**What needs to be done**
The data must be returned in full and exactly as given.

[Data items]
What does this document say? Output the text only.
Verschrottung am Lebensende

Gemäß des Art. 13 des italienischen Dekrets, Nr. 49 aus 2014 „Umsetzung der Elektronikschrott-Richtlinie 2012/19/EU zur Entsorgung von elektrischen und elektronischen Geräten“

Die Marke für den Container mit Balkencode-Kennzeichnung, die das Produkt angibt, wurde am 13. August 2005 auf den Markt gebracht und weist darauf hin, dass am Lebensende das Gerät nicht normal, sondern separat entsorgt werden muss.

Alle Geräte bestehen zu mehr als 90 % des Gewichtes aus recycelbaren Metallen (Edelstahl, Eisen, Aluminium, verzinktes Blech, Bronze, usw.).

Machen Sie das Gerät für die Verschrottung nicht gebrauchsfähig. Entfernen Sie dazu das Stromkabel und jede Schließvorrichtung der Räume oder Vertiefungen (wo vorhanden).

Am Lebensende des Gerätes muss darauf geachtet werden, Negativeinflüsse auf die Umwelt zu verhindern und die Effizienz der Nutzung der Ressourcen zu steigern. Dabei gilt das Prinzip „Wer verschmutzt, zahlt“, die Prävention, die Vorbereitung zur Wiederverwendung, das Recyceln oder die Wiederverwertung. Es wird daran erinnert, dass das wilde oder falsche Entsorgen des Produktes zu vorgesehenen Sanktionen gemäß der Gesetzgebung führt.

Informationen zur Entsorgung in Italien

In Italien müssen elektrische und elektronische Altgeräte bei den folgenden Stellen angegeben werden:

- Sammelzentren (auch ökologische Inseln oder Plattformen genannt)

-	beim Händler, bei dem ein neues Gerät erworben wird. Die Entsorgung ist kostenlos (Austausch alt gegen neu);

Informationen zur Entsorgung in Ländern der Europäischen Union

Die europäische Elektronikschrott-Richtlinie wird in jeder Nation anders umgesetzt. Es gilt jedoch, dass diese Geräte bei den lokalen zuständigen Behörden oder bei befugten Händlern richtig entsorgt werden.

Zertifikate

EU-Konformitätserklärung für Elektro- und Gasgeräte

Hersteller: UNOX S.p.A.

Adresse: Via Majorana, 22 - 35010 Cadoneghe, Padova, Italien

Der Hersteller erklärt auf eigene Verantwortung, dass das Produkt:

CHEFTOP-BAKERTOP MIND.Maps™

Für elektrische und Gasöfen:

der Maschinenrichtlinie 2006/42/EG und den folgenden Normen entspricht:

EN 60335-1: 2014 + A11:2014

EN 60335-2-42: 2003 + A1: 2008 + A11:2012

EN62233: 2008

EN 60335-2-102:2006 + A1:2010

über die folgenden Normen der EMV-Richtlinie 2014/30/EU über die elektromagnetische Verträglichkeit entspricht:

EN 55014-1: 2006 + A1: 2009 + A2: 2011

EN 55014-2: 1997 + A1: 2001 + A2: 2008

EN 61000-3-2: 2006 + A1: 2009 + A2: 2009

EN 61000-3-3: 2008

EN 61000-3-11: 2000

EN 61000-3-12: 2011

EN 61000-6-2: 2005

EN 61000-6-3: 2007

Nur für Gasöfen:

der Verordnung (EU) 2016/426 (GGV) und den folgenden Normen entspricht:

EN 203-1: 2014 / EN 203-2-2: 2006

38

**Full output**
What does this document say? Output the text only.
Verschrottung am Lebensende

Gemäß des Art. 13 des italienischen Dekrets, Nr. 49 aus 2014 „Umsetzung der Elektronikschrott-Richtlinie 2012/19/EU zur Entsorgung von elektrischen und elektronischen Geräten“

Die Marke für den Container mit Balkencode-Kennzeichnung, die das Produkt angibt, wurde am 13. August 2005 auf den Markt gebracht und weist darauf hin, dass am Lebensende das Gerät nicht normal, sondern separat entsorgt werden muss.

Alle Geräte bestehen zu mehr als 90 % des Gewichtes aus recycelbaren Metallen (Edelstahl, Eisen, Aluminium, verzinktes Blech, Bronze, usw.).

Machen Sie das Gerät für die Verschrottung nicht gebrauchsfähig. Entfernen Sie dazu das Stromkabel und jede Schließvorrichtung der Räume oder Vertiefungen (wo vorhanden).

Am Lebensende des Gerätes muss darauf geachtet werden, Negativeinflüsse auf die Umwelt zu verhindern und die Effizienz der Nutzung der Ressourcen zu steigern. Dabei gilt das Prinzip „Wer verschmutzt, zahlt“, die Prävention, die Vorbereitung zur Wiederverwendung, das Recyceln oder die Wiederverwertung. Es wird daran erinnert, dass das wilde oder falsche Entsorgen des Produktes zu vorgesehenen Sanktionen gemäß der Gesetzgebung führt.

Informationen zur Entsorgung in Italien

In Italien müssen elektrische und elektronische Altgeräte bei den folgenden Stellen angegeben werden:

- Sammelzentren (auch ökologische Inseln oder Plattformen genannt)

-	beim Händler, bei dem ein neues Gerät erworben wird. Die Entsorgung ist kostenlos (Austausch alt gegen neu);

Informationen zur Entsorgung in Ländern der Europäischen Union

Die europäische Elektronikschrott-Richtlinie wird in jeder Nation anders umgesetzt. Es gilt jedoch, dass diese Geräte bei den lokalen zuständigen Behörden oder bei befugten Händlern richtig entsorgt werden.

Zertifikate

EU-Konformitätserklärung für Elektro- und Gasgeräte

Hersteller: UNOX S.p.A.

Adresse: Via Majorana, 22 - 35010 Cadoneghe, Padova, Italien

Der Hersteller erklärt auf eigene Verantwortung, dass das Produkt:

CHEFTOP-BAKERTOP MIND.Maps™

Für elektrische und Gasöfen:

der Maschinenrichtlinie 2006/42/EG und den folgenden Normen entspricht:

EN 60335-1: 2014 + A11:2014

EN 60335-2-42: 2003 + A1: 2008 + A11:2012

EN62233: 2008

EN 60335-2-102:2006 + A1:2010

über die folgenden Normen der EMV-Richtlinie 2014/30/EU über die elektromagnetische Verträglichkeit entspricht:

EN 55014-1: 2006 + A1: 2009 + A2: 2011

EN 55014-2: 1997 + A1: 2001 + A2: 2008

EN 61000-3-2: 2006 + A1: 2009 + A2: 2009

EN 61000-3-3: 2008

EN 61000-3-11: 2000

EN 61000-3-12: 2011

EN 61000-6-2: 2005

EN 61000-6-3: 2007

Nur für Gasöfen:

der Verordnung (EU) 2016/426 (GGV) und den folgenden Normen entspricht:

EN 203-1: 2014 / EN 203-2-2: 2006

38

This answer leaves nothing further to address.